→ WHAT THE EXERCISE ASKS
Gather each line in the entries that includes the string "title".

(Figure content listings)
<<<<

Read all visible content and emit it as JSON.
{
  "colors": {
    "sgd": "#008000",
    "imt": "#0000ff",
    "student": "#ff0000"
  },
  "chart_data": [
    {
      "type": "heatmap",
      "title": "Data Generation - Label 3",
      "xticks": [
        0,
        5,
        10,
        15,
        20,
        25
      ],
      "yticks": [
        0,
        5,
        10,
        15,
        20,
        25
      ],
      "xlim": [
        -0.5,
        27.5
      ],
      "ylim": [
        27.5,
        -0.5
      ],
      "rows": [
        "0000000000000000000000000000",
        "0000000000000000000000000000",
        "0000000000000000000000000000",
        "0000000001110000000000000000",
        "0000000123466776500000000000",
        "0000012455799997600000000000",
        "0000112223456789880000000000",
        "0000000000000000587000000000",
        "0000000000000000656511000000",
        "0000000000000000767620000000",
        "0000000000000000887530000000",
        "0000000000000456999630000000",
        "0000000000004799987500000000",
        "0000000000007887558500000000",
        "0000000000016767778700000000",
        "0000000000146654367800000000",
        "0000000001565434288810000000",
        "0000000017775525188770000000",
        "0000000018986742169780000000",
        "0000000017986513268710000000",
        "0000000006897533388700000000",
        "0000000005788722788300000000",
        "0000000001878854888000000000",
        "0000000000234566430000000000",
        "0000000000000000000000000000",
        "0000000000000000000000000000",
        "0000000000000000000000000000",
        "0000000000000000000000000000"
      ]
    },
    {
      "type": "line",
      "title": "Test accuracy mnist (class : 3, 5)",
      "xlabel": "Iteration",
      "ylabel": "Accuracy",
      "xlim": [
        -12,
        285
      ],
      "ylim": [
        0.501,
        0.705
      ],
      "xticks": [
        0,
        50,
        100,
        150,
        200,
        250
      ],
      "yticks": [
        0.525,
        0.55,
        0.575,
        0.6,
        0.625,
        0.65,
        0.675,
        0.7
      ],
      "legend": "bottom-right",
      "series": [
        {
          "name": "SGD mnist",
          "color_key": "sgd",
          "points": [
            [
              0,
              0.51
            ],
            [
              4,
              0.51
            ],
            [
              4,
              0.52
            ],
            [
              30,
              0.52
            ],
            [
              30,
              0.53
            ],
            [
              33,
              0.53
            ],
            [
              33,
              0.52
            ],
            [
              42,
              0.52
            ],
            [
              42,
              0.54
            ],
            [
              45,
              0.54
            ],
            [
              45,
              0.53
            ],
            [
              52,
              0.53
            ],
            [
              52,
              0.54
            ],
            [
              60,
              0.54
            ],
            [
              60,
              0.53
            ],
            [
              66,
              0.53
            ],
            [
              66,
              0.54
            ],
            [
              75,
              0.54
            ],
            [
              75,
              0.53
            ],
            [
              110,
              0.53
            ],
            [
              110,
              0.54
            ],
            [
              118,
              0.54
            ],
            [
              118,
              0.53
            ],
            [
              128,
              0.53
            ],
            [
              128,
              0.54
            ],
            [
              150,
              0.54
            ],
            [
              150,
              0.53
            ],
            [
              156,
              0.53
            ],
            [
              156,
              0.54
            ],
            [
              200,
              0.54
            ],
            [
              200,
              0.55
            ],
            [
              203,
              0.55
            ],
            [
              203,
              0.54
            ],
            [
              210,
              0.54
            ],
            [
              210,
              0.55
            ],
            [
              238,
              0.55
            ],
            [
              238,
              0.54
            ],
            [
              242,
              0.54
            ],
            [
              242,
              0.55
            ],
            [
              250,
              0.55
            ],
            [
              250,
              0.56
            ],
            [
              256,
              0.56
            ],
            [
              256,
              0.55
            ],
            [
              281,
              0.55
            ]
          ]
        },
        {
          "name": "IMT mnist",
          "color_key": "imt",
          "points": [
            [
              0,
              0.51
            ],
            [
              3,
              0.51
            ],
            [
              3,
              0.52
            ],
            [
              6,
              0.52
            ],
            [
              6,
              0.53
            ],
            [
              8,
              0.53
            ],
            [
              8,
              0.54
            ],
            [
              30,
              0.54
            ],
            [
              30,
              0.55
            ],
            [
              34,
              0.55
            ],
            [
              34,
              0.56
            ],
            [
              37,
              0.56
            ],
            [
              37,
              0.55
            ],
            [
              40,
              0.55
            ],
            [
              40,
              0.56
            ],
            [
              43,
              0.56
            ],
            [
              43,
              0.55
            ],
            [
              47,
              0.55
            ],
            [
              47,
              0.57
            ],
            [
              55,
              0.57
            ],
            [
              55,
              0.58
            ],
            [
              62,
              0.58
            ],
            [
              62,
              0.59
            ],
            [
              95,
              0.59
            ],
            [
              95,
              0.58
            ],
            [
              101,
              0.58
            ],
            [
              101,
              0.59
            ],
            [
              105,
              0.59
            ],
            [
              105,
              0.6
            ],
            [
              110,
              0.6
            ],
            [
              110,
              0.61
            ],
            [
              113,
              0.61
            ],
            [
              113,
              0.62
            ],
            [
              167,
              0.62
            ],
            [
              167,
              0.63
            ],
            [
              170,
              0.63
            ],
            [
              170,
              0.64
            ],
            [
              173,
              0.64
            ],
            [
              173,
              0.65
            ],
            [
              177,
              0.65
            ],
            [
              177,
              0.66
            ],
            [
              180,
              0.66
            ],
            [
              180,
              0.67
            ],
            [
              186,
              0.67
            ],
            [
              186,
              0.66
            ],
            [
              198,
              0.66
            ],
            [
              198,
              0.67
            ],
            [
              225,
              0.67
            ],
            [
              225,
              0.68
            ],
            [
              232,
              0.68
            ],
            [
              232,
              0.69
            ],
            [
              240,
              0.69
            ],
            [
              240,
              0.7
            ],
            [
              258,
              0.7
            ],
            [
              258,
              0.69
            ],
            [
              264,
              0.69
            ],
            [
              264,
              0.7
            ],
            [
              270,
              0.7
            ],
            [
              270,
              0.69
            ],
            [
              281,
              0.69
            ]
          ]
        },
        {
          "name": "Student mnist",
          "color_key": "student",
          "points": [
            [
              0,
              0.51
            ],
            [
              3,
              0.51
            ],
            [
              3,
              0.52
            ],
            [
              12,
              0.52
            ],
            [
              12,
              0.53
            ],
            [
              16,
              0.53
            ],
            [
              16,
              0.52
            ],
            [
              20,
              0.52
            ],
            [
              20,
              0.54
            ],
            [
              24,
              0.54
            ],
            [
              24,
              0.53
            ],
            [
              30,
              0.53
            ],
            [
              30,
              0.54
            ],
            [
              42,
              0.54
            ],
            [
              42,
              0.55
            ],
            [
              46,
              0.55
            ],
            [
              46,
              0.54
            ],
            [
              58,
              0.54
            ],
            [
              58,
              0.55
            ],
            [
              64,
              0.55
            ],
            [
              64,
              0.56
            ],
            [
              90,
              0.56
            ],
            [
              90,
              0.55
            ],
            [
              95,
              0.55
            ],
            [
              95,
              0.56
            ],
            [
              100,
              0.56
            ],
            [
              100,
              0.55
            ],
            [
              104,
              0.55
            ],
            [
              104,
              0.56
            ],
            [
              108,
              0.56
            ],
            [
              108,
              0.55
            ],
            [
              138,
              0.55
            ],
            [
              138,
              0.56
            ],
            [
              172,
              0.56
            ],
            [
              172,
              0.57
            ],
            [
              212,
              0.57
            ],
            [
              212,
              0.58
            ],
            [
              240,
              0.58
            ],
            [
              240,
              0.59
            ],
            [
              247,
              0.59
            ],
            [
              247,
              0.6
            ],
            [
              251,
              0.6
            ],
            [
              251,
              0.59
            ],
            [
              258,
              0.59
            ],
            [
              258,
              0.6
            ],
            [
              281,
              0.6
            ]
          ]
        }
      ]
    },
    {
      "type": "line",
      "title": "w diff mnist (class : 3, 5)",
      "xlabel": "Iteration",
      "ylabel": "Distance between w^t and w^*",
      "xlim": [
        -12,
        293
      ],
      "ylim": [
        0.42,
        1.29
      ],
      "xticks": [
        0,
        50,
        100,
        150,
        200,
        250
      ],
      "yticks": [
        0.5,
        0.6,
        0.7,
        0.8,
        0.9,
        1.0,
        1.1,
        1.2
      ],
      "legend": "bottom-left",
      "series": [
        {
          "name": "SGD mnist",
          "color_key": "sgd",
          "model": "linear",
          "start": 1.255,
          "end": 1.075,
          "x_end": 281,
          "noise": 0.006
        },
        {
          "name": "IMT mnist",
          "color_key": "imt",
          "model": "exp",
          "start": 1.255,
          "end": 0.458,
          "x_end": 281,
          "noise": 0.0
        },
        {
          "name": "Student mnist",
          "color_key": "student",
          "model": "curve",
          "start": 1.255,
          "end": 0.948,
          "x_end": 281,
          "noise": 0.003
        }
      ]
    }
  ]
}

>>>>

→ THE SOLUTION
      "title": "Data Generation - Label 3",
      "title": "Test accuracy mnist (class : 3, 5)",
      "title": "w diff mnist (class : 3, 5)",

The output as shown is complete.